> Available data
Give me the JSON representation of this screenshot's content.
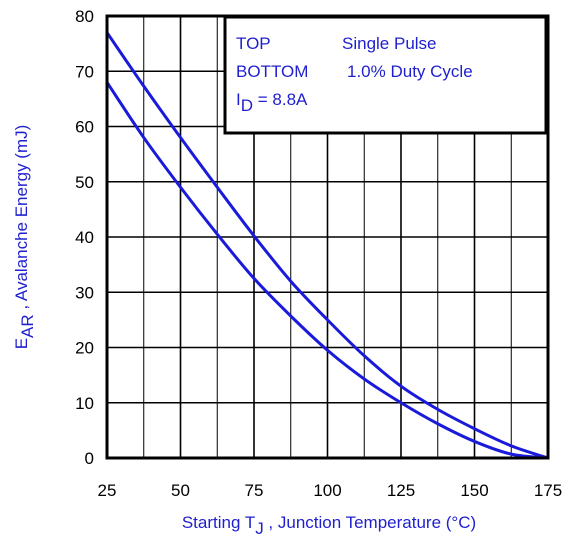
{
  "chart_data": {
    "type": "line",
    "xlabel": {
      "main": "Starting T",
      "sub": "J",
      "rest": " , Junction Temperature (°C)"
    },
    "ylabel": {
      "main": "E",
      "sub": "AR",
      "rest": " , Avalanche Energy (mJ)"
    },
    "xlim": [
      25,
      175
    ],
    "ylim": [
      0,
      80
    ],
    "x_ticks": [
      25,
      50,
      75,
      100,
      125,
      150,
      175
    ],
    "y_ticks": [
      0,
      10,
      20,
      30,
      40,
      50,
      60,
      70,
      80
    ],
    "grid": true,
    "legend_box": {
      "row1": {
        "left": "TOP",
        "right": "Single Pulse"
      },
      "row2": {
        "left": "BOTTOM",
        "right": "1.0% Duty Cycle"
      },
      "row3": {
        "main": "I",
        "sub": "D",
        "rest": " = 8.8A"
      }
    },
    "colors": {
      "series": "#1a1adb",
      "text": "#1f1fcf",
      "grid": "#000000"
    },
    "series": [
      {
        "x": [
          25,
          37.5,
          50,
          62.5,
          75,
          87.5,
          100,
          112.5,
          125,
          137.5,
          150,
          162.5,
          175
        ],
        "values": [
          77,
          67.3,
          58,
          49,
          40.2,
          32,
          25,
          18.5,
          13,
          8.8,
          5.3,
          2.2,
          0
        ]
      },
      {
        "x": [
          25,
          37.5,
          50,
          62.5,
          75,
          87.5,
          100,
          112.5,
          125,
          137.5,
          150,
          162.5,
          175
        ],
        "values": [
          68,
          58,
          49,
          40.5,
          32.5,
          25.7,
          19.5,
          14.3,
          10,
          6.2,
          3,
          0.7,
          0
        ]
      }
    ]
  }
}
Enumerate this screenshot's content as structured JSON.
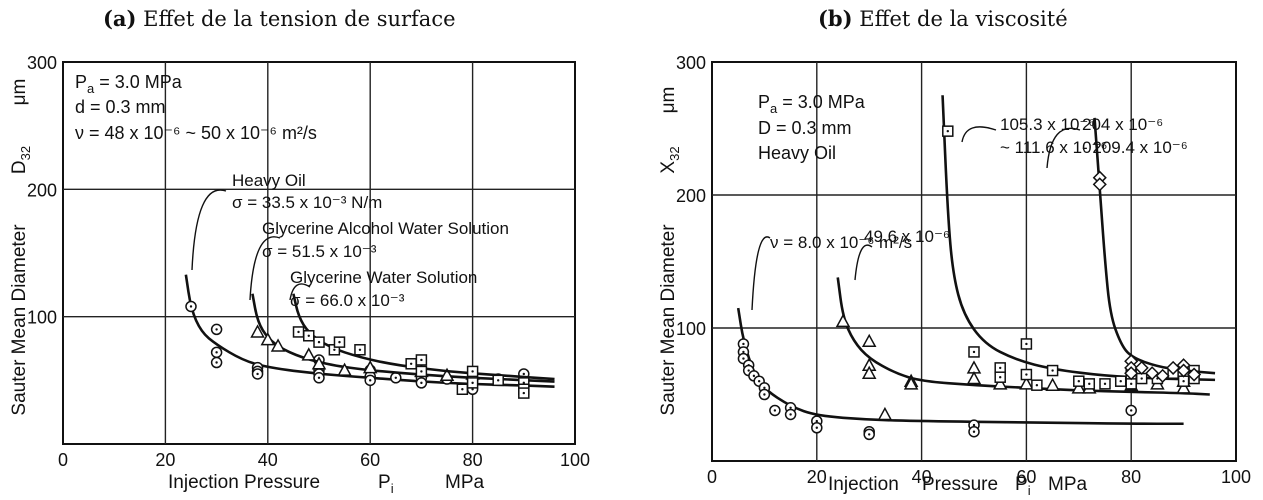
{
  "chart_data": [
    {
      "panel": "(a)",
      "title": "Effet de la tension de surface",
      "type": "scatter",
      "xlabel": "Injection Pressure",
      "xsymbol": "P",
      "xsymbol_sub": "i",
      "xunit": "MPa",
      "ylabel": "Sauter Mean Diameter",
      "ysymbol": "D",
      "ysymbol_sub": "32",
      "yunit": "μm",
      "xlim": [
        0,
        100
      ],
      "ylim": [
        0,
        300
      ],
      "xticks": [
        "0",
        "20",
        "40",
        "60",
        "80",
        "100"
      ],
      "yticks": [
        "100",
        "200",
        "300"
      ],
      "grid": true,
      "conditions": [
        {
          "sym": "P",
          "sub": "a",
          "rest": " = 3.0  MPa"
        },
        {
          "sym": "d",
          "sub": "",
          "rest": " = 0.3  mm"
        },
        {
          "sym": "ν",
          "sub": "",
          "rest": " = 48 x 10⁻⁶ ~ 50 x 10⁻⁶   m²/s"
        }
      ],
      "annotations": [
        {
          "id": "a-heavy-oil",
          "line1": "Heavy  Oil",
          "line2": "σ = 33.5 x 10⁻³  N/m"
        },
        {
          "id": "a-glyc-alcohol",
          "line1": "Glycerine  Alcohol  Water  Solution",
          "line2": "σ = 51.5 x 10⁻³"
        },
        {
          "id": "a-glyc-water",
          "line1": "Glycerine  Water  Solution",
          "line2": "σ = 66.0 x 10⁻³"
        }
      ],
      "series": [
        {
          "marker": "circle",
          "points": [
            [
              25,
              108
            ],
            [
              30,
              90
            ],
            [
              30,
              72
            ],
            [
              30,
              64
            ],
            [
              38,
              60
            ],
            [
              38,
              57
            ],
            [
              38,
              55
            ],
            [
              50,
              66
            ],
            [
              50,
              58
            ],
            [
              50,
              55
            ],
            [
              50,
              52
            ],
            [
              60,
              58
            ],
            [
              60,
              53
            ],
            [
              60,
              50
            ],
            [
              65,
              52
            ],
            [
              70,
              52
            ],
            [
              70,
              48
            ],
            [
              75,
              51
            ],
            [
              80,
              50
            ],
            [
              80,
              47
            ],
            [
              80,
              43
            ],
            [
              85,
              51
            ],
            [
              90,
              55
            ],
            [
              90,
              49
            ]
          ],
          "curve": [
            [
              24,
              133
            ],
            [
              25,
              106
            ],
            [
              27,
              88
            ],
            [
              30,
              78
            ],
            [
              35,
              66
            ],
            [
              40,
              60
            ],
            [
              50,
              55
            ],
            [
              60,
              52
            ],
            [
              70,
              49
            ],
            [
              80,
              47
            ],
            [
              90,
              46
            ],
            [
              96,
              45
            ]
          ]
        },
        {
          "marker": "triangle",
          "points": [
            [
              38,
              88
            ],
            [
              40,
              82
            ],
            [
              42,
              77
            ],
            [
              48,
              70
            ],
            [
              50,
              63
            ],
            [
              55,
              58
            ],
            [
              60,
              60
            ],
            [
              70,
              57
            ],
            [
              75,
              54
            ],
            [
              80,
              55
            ]
          ],
          "curve": [
            [
              37,
              118
            ],
            [
              38,
              96
            ],
            [
              40,
              83
            ],
            [
              43,
              74
            ],
            [
              48,
              66
            ],
            [
              55,
              60
            ],
            [
              65,
              56
            ],
            [
              75,
              53
            ],
            [
              85,
              51
            ],
            [
              96,
              49
            ]
          ]
        },
        {
          "marker": "square",
          "points": [
            [
              46,
              88
            ],
            [
              48,
              85
            ],
            [
              50,
              80
            ],
            [
              53,
              74
            ],
            [
              54,
              80
            ],
            [
              58,
              74
            ],
            [
              68,
              63
            ],
            [
              70,
              66
            ],
            [
              70,
              57
            ],
            [
              78,
              43
            ],
            [
              80,
              48
            ],
            [
              80,
              57
            ],
            [
              85,
              50
            ],
            [
              90,
              48
            ],
            [
              90,
              43
            ],
            [
              90,
              40
            ]
          ],
          "curve": [
            [
              45,
              118
            ],
            [
              46,
              100
            ],
            [
              48,
              87
            ],
            [
              52,
              76
            ],
            [
              58,
              68
            ],
            [
              65,
              62
            ],
            [
              75,
              57
            ],
            [
              85,
              54
            ],
            [
              96,
              51
            ]
          ]
        }
      ]
    },
    {
      "panel": "(b)",
      "title": "Effet de la viscosité",
      "type": "scatter",
      "xlabel": "Injection",
      "xlabel2": "Pressure",
      "xsymbol": "P",
      "xsymbol_sub": "i",
      "xunit": "MPa",
      "ylabel": "Sauter Mean Diameter",
      "ysymbol": "X",
      "ysymbol_sub": "32",
      "yunit": "μm",
      "xlim": [
        0,
        100
      ],
      "ylim": [
        0,
        300
      ],
      "xticks": [
        "0",
        "20",
        "40",
        "60",
        "80",
        "100"
      ],
      "yticks": [
        "100",
        "200",
        "300"
      ],
      "grid": true,
      "conditions": [
        {
          "sym": "P",
          "sub": "a",
          "rest": " = 3.0   MPa"
        },
        {
          "sym": "D",
          "sub": "",
          "rest": " = 0.3  mm"
        },
        {
          "sym": "Heavy  Oil",
          "sub": "",
          "rest": ""
        }
      ],
      "annotations": [
        {
          "id": "b-nu-8",
          "line1": "ν = 8.0 x 10⁻⁶  m²/s",
          "line2": ""
        },
        {
          "id": "b-nu-49",
          "line1": "49.6 x 10⁻⁶",
          "line2": ""
        },
        {
          "id": "b-nu-105",
          "line1": "105.3 x 10⁻⁶",
          "line2": "~ 111.6 x 10⁻⁶"
        },
        {
          "id": "b-nu-204",
          "line1": "204 x 10⁻⁶",
          "line2": "- 209.4 x 10⁻⁶"
        }
      ],
      "series": [
        {
          "marker": "circle",
          "points": [
            [
              6,
              88
            ],
            [
              6,
              82
            ],
            [
              6,
              77
            ],
            [
              7,
              72
            ],
            [
              7,
              68
            ],
            [
              8,
              64
            ],
            [
              9,
              60
            ],
            [
              10,
              55
            ],
            [
              10,
              50
            ],
            [
              12,
              38
            ],
            [
              15,
              40
            ],
            [
              15,
              35
            ],
            [
              20,
              30
            ],
            [
              20,
              25
            ],
            [
              30,
              22
            ],
            [
              30,
              20
            ],
            [
              50,
              27
            ],
            [
              50,
              22
            ],
            [
              80,
              38
            ]
          ],
          "curve": [
            [
              5,
              115
            ],
            [
              6,
              90
            ],
            [
              8,
              66
            ],
            [
              10,
              54
            ],
            [
              15,
              41
            ],
            [
              20,
              34
            ],
            [
              30,
              31
            ],
            [
              40,
              30
            ],
            [
              60,
              29
            ],
            [
              80,
              28
            ],
            [
              90,
              28
            ]
          ]
        },
        {
          "marker": "triangle",
          "points": [
            [
              25,
              105
            ],
            [
              30,
              90
            ],
            [
              30,
              72
            ],
            [
              30,
              66
            ],
            [
              33,
              35
            ],
            [
              38,
              60
            ],
            [
              38,
              58
            ],
            [
              50,
              70
            ],
            [
              50,
              62
            ],
            [
              55,
              58
            ],
            [
              60,
              58
            ],
            [
              65,
              57
            ],
            [
              70,
              55
            ],
            [
              72,
              55
            ],
            [
              80,
              57
            ],
            [
              85,
              58
            ],
            [
              90,
              60
            ],
            [
              90,
              55
            ]
          ],
          "curve": [
            [
              24,
              138
            ],
            [
              25,
              108
            ],
            [
              27,
              90
            ],
            [
              30,
              77
            ],
            [
              35,
              66
            ],
            [
              40,
              60
            ],
            [
              50,
              57
            ],
            [
              60,
              55
            ],
            [
              70,
              53
            ],
            [
              80,
              52
            ],
            [
              90,
              51
            ],
            [
              95,
              50
            ]
          ]
        },
        {
          "marker": "square",
          "points": [
            [
              45,
              248
            ],
            [
              50,
              82
            ],
            [
              55,
              70
            ],
            [
              55,
              63
            ],
            [
              60,
              88
            ],
            [
              60,
              65
            ],
            [
              62,
              57
            ],
            [
              65,
              68
            ],
            [
              70,
              60
            ],
            [
              72,
              58
            ],
            [
              75,
              58
            ],
            [
              78,
              60
            ],
            [
              80,
              65
            ],
            [
              80,
              58
            ],
            [
              82,
              62
            ],
            [
              85,
              62
            ],
            [
              88,
              66
            ],
            [
              90,
              60
            ],
            [
              92,
              68
            ],
            [
              92,
              62
            ]
          ],
          "curve": [
            [
              44,
              275
            ],
            [
              45,
              185
            ],
            [
              46,
              140
            ],
            [
              48,
              110
            ],
            [
              52,
              88
            ],
            [
              58,
              76
            ],
            [
              65,
              69
            ],
            [
              75,
              64
            ],
            [
              85,
              62
            ],
            [
              96,
              61
            ]
          ]
        },
        {
          "marker": "diamond",
          "points": [
            [
              74,
              213
            ],
            [
              74,
              208
            ],
            [
              80,
              75
            ],
            [
              80,
              70
            ],
            [
              80,
              66
            ],
            [
              82,
              70
            ],
            [
              84,
              66
            ],
            [
              86,
              64
            ],
            [
              88,
              70
            ],
            [
              90,
              72
            ],
            [
              90,
              68
            ],
            [
              92,
              65
            ]
          ],
          "curve": [
            [
              73,
              258
            ],
            [
              74,
              205
            ],
            [
              75,
              150
            ],
            [
              76,
              110
            ],
            [
              78,
              88
            ],
            [
              80,
              78
            ],
            [
              85,
              71
            ],
            [
              90,
              68
            ],
            [
              96,
              66
            ]
          ]
        }
      ]
    }
  ]
}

> Task statement
Check each line of these records for the string "Glycerine" and state only how many lines have it.

> Response
2